## Exercise prompt
Would you pull out every line of the material that contains the string "which"?

Stored dataset items
-*-

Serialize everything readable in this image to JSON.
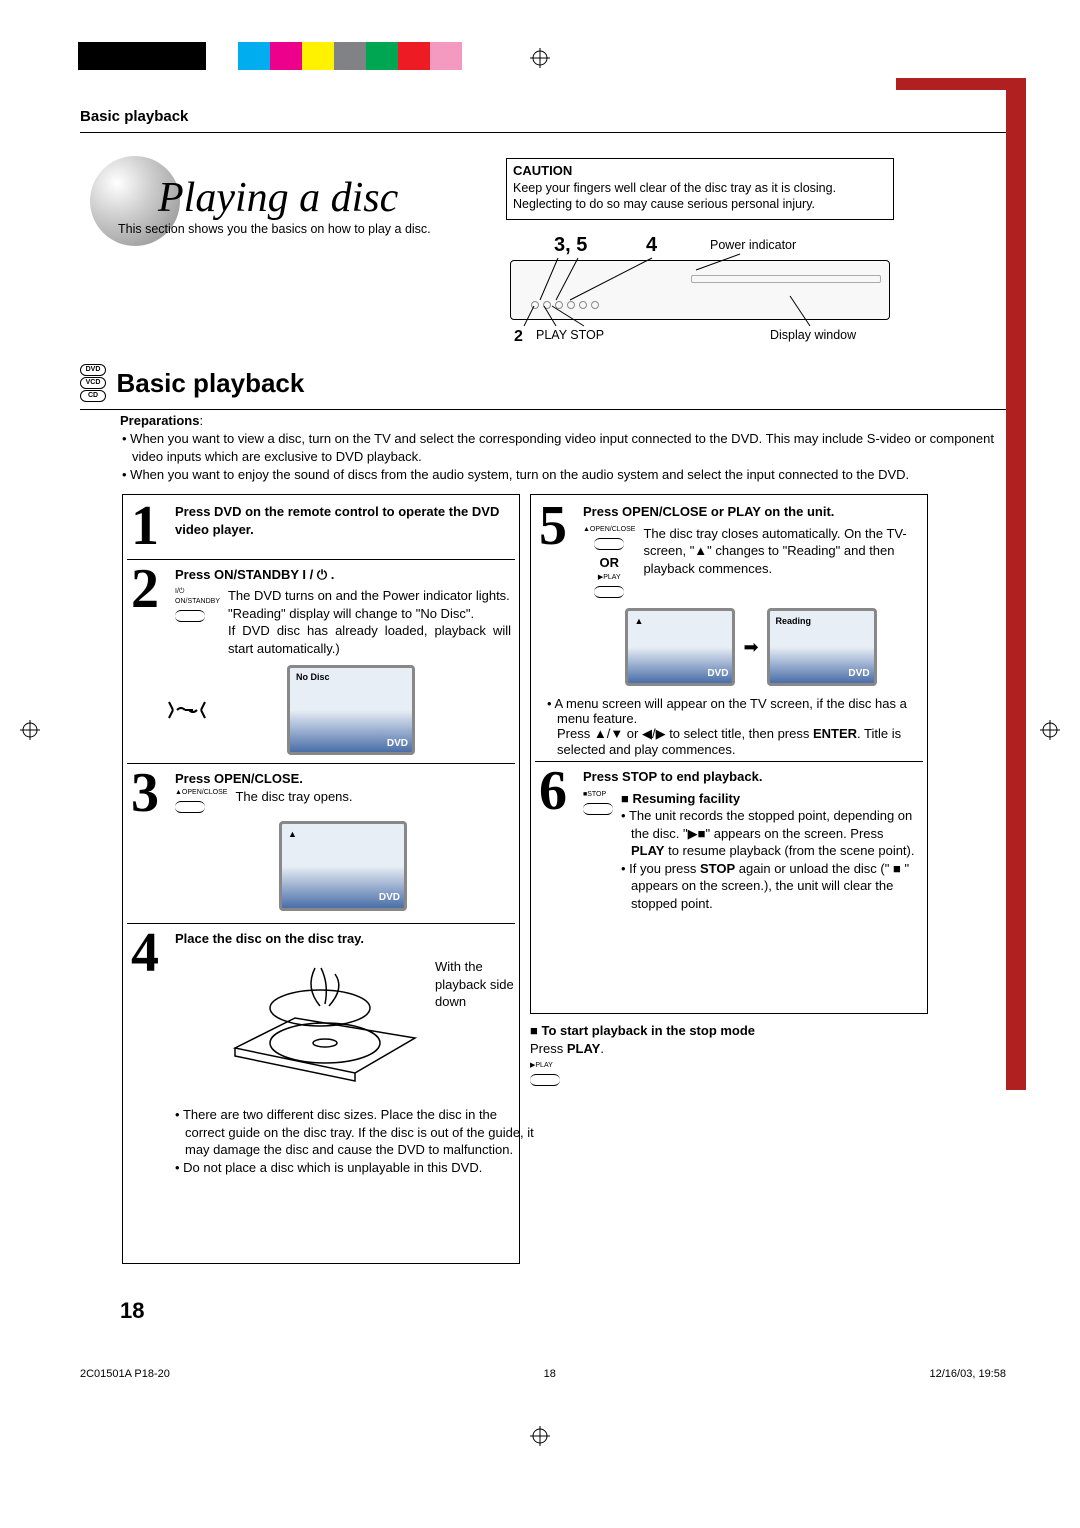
{
  "colorBar": [
    "#000000",
    "#000000",
    "#000000",
    "#000000",
    "#ffffff",
    "#00aeef",
    "#ec008c",
    "#fff200",
    "#808285",
    "#00a651",
    "#ed1c24",
    "#f49ac1"
  ],
  "header": {
    "breadcrumb": "Basic playback"
  },
  "hero": {
    "title": "Playing a disc",
    "intro": "This section shows you the basics on how to play a disc."
  },
  "caution": {
    "title": "CAUTION",
    "body": "Keep your fingers well clear of the disc tray as it is closing. Neglecting to do so may cause serious personal injury."
  },
  "device": {
    "label35": "3, 5",
    "label4": "4",
    "label2": "2",
    "powerIndicator": "Power indicator",
    "playStop": "PLAY  STOP",
    "displayWindow": "Display window"
  },
  "section": {
    "badges": [
      "DVD",
      "VCD",
      "CD"
    ],
    "name": "Basic playback"
  },
  "preparations": {
    "title": "Preparations",
    "items": [
      "When you want to view a disc, turn on the TV and select the corresponding video input connected to the DVD. This may include S-video or component video inputs which are exclusive to DVD playback.",
      "When you want to enjoy the sound of discs from the audio system, turn on the audio system and select the input connected to the DVD."
    ]
  },
  "leftSteps": {
    "s1": {
      "num": "1",
      "title": "Press DVD on the remote control to operate the DVD video player."
    },
    "s2": {
      "num": "2",
      "title": "Press ON/STANDBY I / ⏻ .",
      "btn": "I/⏻ ON/STANDBY",
      "l1": "The DVD turns on and the Power indicator lights.",
      "l2": "\"Reading\" display will change to \"No Disc\".",
      "l3": "If DVD disc has already loaded, playback will start automatically.)",
      "tvLabel": "No Disc",
      "tvBrand": "DVD"
    },
    "s3": {
      "num": "3",
      "title": "Press OPEN/CLOSE.",
      "btn": "▲OPEN/CLOSE",
      "l1": "The disc tray opens.",
      "tvBrand": "DVD"
    },
    "s4": {
      "num": "4",
      "title": "Place the disc on the disc tray.",
      "note": "With the playback side down",
      "b1": "There are two different disc sizes. Place the disc in the correct guide on the disc tray. If the disc is out of the guide, it may damage the disc and cause the DVD to malfunction.",
      "b2": "Do not place a disc which is unplayable in this DVD."
    }
  },
  "rightSteps": {
    "s5": {
      "num": "5",
      "title": "Press OPEN/CLOSE or PLAY on the unit.",
      "btnOpen": "▲OPEN/CLOSE",
      "or": "OR",
      "btnPlay": "▶PLAY",
      "l1": "The disc tray closes automatically. On the TV-screen, \"▲\" changes to \"Reading\" and then playback commences.",
      "r1": "Reading",
      "b1": "A menu screen will appear on the TV screen, if the disc has a menu feature.",
      "b2a": "Press ▲/▼ or ◀/▶ to select title, then press ",
      "b2b": "ENTER",
      "b2c": ". Title is selected and play commences.",
      "tvBrand": "DVD"
    },
    "s6": {
      "num": "6",
      "title": "Press STOP to end playback.",
      "btnStop": "■STOP",
      "rt": "■ Resuming facility",
      "r1a": "The unit records the stopped point, depending on the disc. \"▶■\" appears on the screen. Press ",
      "r1b": "PLAY",
      "r1c": " to resume playback (from the scene point).",
      "r2a": "If you press ",
      "r2b": "STOP",
      "r2c": " again or unload the disc (\" ■ \" appears on the screen.), the unit will clear the stopped point."
    }
  },
  "extra": {
    "title": "■ To start playback in the stop mode",
    "l1a": "Press ",
    "l1b": "PLAY",
    "l1c": ".",
    "btnPlay": "▶PLAY"
  },
  "pageNum": "18",
  "footer": {
    "docId": "2C01501A P18-20",
    "pg": "18",
    "date": "12/16/03, 19:58"
  }
}
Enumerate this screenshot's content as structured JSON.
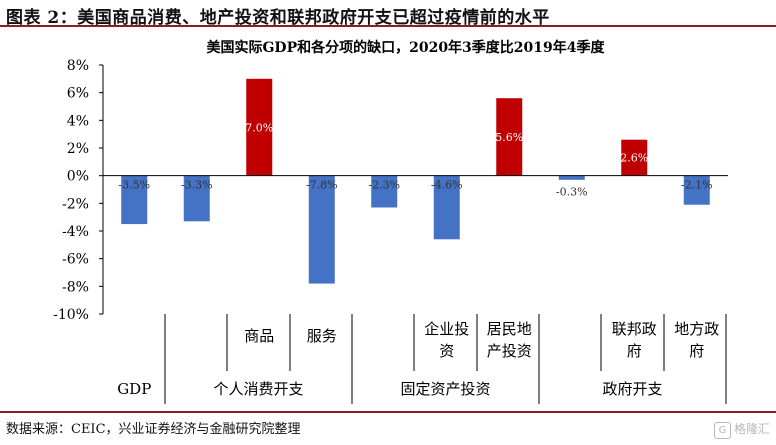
{
  "figure_title": "图表 2：美国商品消费、地产投资和联邦政府开支已超过疫情前的水平",
  "source": "数据来源：CEIC，兴业证券经济与金融研究院整理",
  "watermark": "格隆汇",
  "chart_data": {
    "type": "bar",
    "title": "美国实际GDP和各分项的缺口，2020年3季度比2019年4季度",
    "ylim": [
      -10,
      8
    ],
    "yticks": [
      8,
      6,
      4,
      2,
      0,
      -2,
      -4,
      -6,
      -8,
      -10
    ],
    "ytick_labels": [
      "8%",
      "6%",
      "4%",
      "2%",
      "0%",
      "-2%",
      "-4%",
      "-6%",
      "-8%",
      "-10%"
    ],
    "grid": false,
    "colors": {
      "positive": "#C00000",
      "negative": "#4472C4"
    },
    "bars": [
      {
        "value": -3.5,
        "label": "-3.5%"
      },
      {
        "value": -3.3,
        "label": "-3.3%"
      },
      {
        "value": 7.0,
        "label": "7.0%"
      },
      {
        "value": -7.8,
        "label": "-7.8%"
      },
      {
        "value": -2.3,
        "label": "-2.3%"
      },
      {
        "value": -4.6,
        "label": "-4.6%"
      },
      {
        "value": 5.6,
        "label": "5.6%"
      },
      {
        "value": -0.3,
        "label": "-0.3%"
      },
      {
        "value": 2.6,
        "label": "2.6%"
      },
      {
        "value": -2.1,
        "label": "-2.1%"
      }
    ],
    "sub_labels": [
      [
        "商品"
      ],
      [
        "服务"
      ],
      [
        "企业投",
        "资"
      ],
      [
        "居民地",
        "产投资"
      ],
      [
        "联邦政",
        "府"
      ],
      [
        "地方政",
        "府"
      ]
    ],
    "group_labels": [
      "GDP",
      "个人消费开支",
      "固定资产投资",
      "政府开支"
    ]
  }
}
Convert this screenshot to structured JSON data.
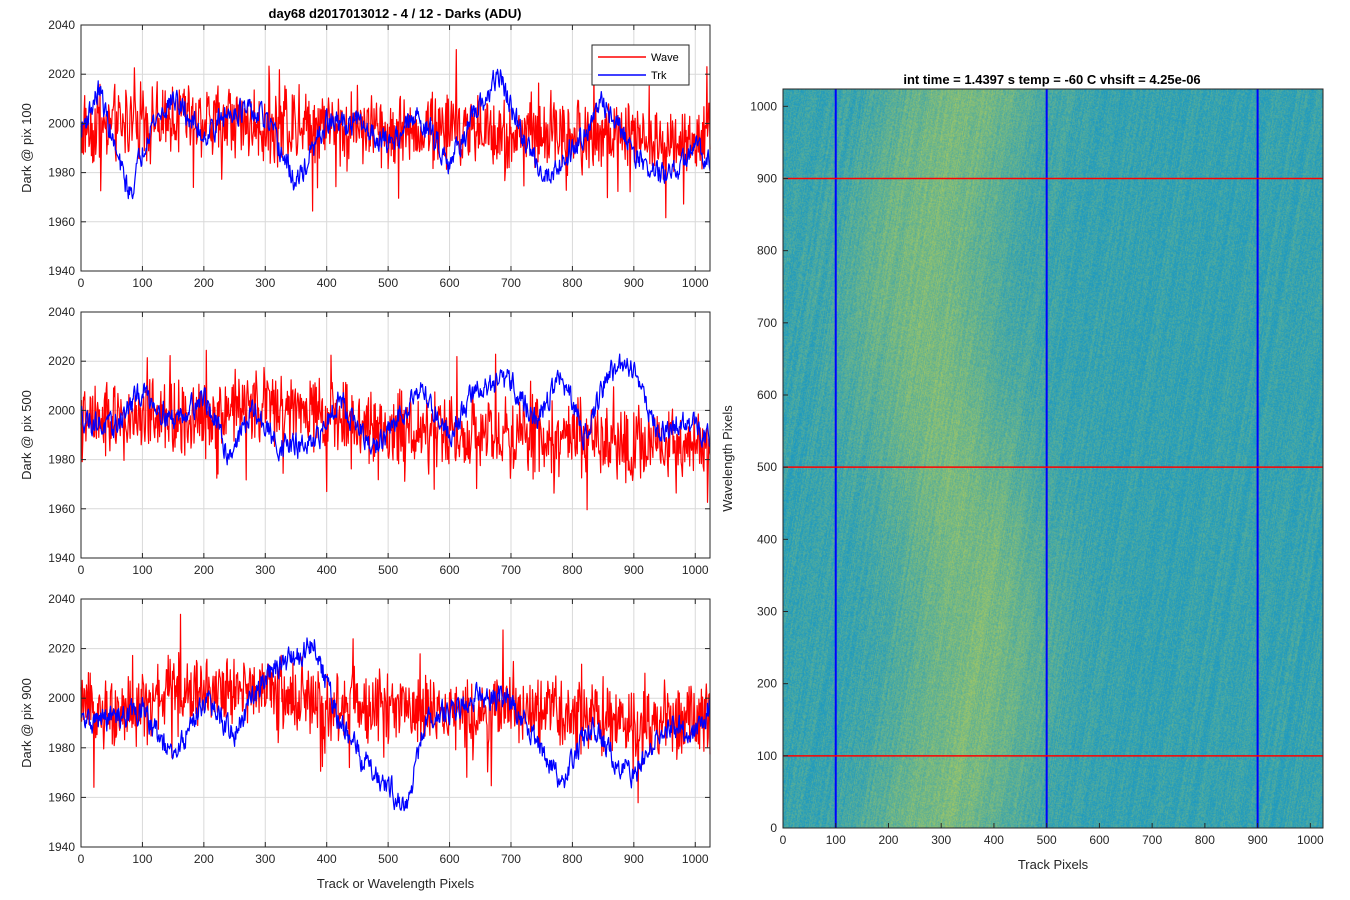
{
  "figure": {
    "left_title": "day68 d2017013012 - 4 / 12 - Darks (ADU)",
    "right_title": "int time = 1.4397 s   temp = -60 C   vhsift = 4.25e-06"
  },
  "colors": {
    "wave": "#ff0000",
    "trk": "#0000ff",
    "grid": "#d9d9d9",
    "axis": "#262626",
    "heat_low": "#1f9ac0",
    "heat_high": "#b8cf55"
  },
  "chart_data": [
    {
      "type": "line",
      "title": "day68 d2017013012 - 4 / 12 - Darks (ADU)",
      "xlabel": "",
      "ylabel": "Dark @ pix 100",
      "xlim": [
        0,
        1024
      ],
      "ylim": [
        1940,
        2040
      ],
      "xticks": [
        "0",
        "100",
        "200",
        "300",
        "400",
        "500",
        "600",
        "700",
        "800",
        "900",
        "1000"
      ],
      "yticks": [
        "1940",
        "1960",
        "1980",
        "2000",
        "2020",
        "2040"
      ],
      "grid": true,
      "legend": {
        "position": "top-right",
        "entries": [
          "Wave",
          "Trk"
        ]
      },
      "series": [
        {
          "name": "Wave",
          "color": "#ff0000",
          "mean": 2000,
          "noise": 11,
          "x": [
            0,
            100,
            200,
            300,
            400,
            500,
            600,
            700,
            800,
            900,
            1000,
            1023
          ],
          "y": [
            1998,
            2001,
            2002,
            1999,
            2000,
            1997,
            1998,
            1996,
            1996,
            1994,
            1993,
            1994
          ]
        },
        {
          "name": "Trk",
          "color": "#0000ff",
          "mean": 2000,
          "noise": 3,
          "x": [
            0,
            30,
            60,
            80,
            110,
            150,
            200,
            250,
            300,
            350,
            400,
            450,
            500,
            550,
            600,
            650,
            680,
            720,
            760,
            800,
            850,
            880,
            920,
            960,
            1000,
            1023
          ],
          "y": [
            1997,
            2014,
            1985,
            1971,
            1998,
            2010,
            1995,
            2006,
            2002,
            1975,
            2000,
            2000,
            1992,
            2003,
            1985,
            2006,
            2020,
            1993,
            1978,
            1990,
            2008,
            1997,
            1982,
            1978,
            1990,
            1987
          ]
        }
      ]
    },
    {
      "type": "line",
      "title": "",
      "xlabel": "",
      "ylabel": "Dark @ pix 500",
      "xlim": [
        0,
        1024
      ],
      "ylim": [
        1940,
        2040
      ],
      "xticks": [
        "0",
        "100",
        "200",
        "300",
        "400",
        "500",
        "600",
        "700",
        "800",
        "900",
        "1000"
      ],
      "yticks": [
        "1940",
        "1960",
        "1980",
        "2000",
        "2020",
        "2040"
      ],
      "grid": true,
      "series": [
        {
          "name": "Wave",
          "color": "#ff0000",
          "mean": 1995,
          "noise": 11,
          "x": [
            0,
            100,
            200,
            300,
            400,
            500,
            600,
            700,
            800,
            900,
            1000,
            1023
          ],
          "y": [
            1995,
            1996,
            1998,
            2003,
            1998,
            1993,
            1992,
            1989,
            1990,
            1986,
            1987,
            1988
          ]
        },
        {
          "name": "Trk",
          "color": "#0000ff",
          "mean": 1995,
          "noise": 3,
          "x": [
            0,
            50,
            100,
            150,
            200,
            240,
            280,
            320,
            380,
            420,
            470,
            500,
            550,
            600,
            640,
            700,
            740,
            780,
            820,
            860,
            900,
            940,
            980,
            1023
          ],
          "y": [
            1998,
            1992,
            2008,
            1996,
            2006,
            1982,
            2000,
            1986,
            1985,
            2006,
            1984,
            1990,
            2010,
            1990,
            2008,
            2012,
            1995,
            2014,
            1990,
            2016,
            2018,
            1990,
            1995,
            1990
          ]
        }
      ]
    },
    {
      "type": "line",
      "title": "",
      "xlabel": "Track or Wavelength Pixels",
      "ylabel": "Dark @ pix 900",
      "xlim": [
        0,
        1024
      ],
      "ylim": [
        1940,
        2040
      ],
      "xticks": [
        "0",
        "100",
        "200",
        "300",
        "400",
        "500",
        "600",
        "700",
        "800",
        "900",
        "1000"
      ],
      "yticks": [
        "1940",
        "1960",
        "1980",
        "2000",
        "2020",
        "2040"
      ],
      "grid": true,
      "series": [
        {
          "name": "Wave",
          "color": "#ff0000",
          "mean": 1995,
          "noise": 10,
          "x": [
            0,
            100,
            150,
            200,
            300,
            400,
            500,
            600,
            700,
            800,
            900,
            1000,
            1023
          ],
          "y": [
            1995,
            1995,
            2005,
            2002,
            2004,
            1996,
            1997,
            1994,
            1997,
            1992,
            1990,
            1991,
            1990
          ]
        },
        {
          "name": "Trk",
          "color": "#0000ff",
          "mean": 1995,
          "noise": 3,
          "x": [
            0,
            50,
            100,
            150,
            200,
            250,
            300,
            350,
            380,
            420,
            460,
            500,
            530,
            560,
            600,
            650,
            700,
            740,
            780,
            830,
            870,
            900,
            950,
            1000,
            1023
          ],
          "y": [
            1990,
            1992,
            1995,
            1975,
            2000,
            1985,
            2010,
            2016,
            2022,
            1990,
            1975,
            1965,
            1955,
            1990,
            1995,
            2002,
            1998,
            1985,
            1965,
            1990,
            1975,
            1968,
            1990,
            1985,
            1996
          ]
        }
      ]
    },
    {
      "type": "heatmap",
      "title": "int time = 1.4397 s   temp = -60 C   vhsift = 4.25e-06",
      "xlabel": "Track Pixels",
      "ylabel": "Wavelength Pixels",
      "xlim": [
        0,
        1024
      ],
      "ylim": [
        0,
        1024
      ],
      "xticks": [
        "0",
        "100",
        "200",
        "300",
        "400",
        "500",
        "600",
        "700",
        "800",
        "900",
        "1000"
      ],
      "yticks": [
        "0",
        "100",
        "200",
        "300",
        "400",
        "500",
        "600",
        "700",
        "800",
        "900",
        "1000"
      ],
      "grid": false,
      "vertical_markers": [
        100,
        500,
        900
      ],
      "horizontal_markers": [
        100,
        500,
        900
      ]
    }
  ]
}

-*-

## Result of this exercise
      "When you want to view a disc, turn on the TV and select the corresponding video input connected to the DVD. This may include S-video or component video inputs which are exclusive to DVD playback.",
      "b2": "Do not place a disc which is unplayable in this DVD."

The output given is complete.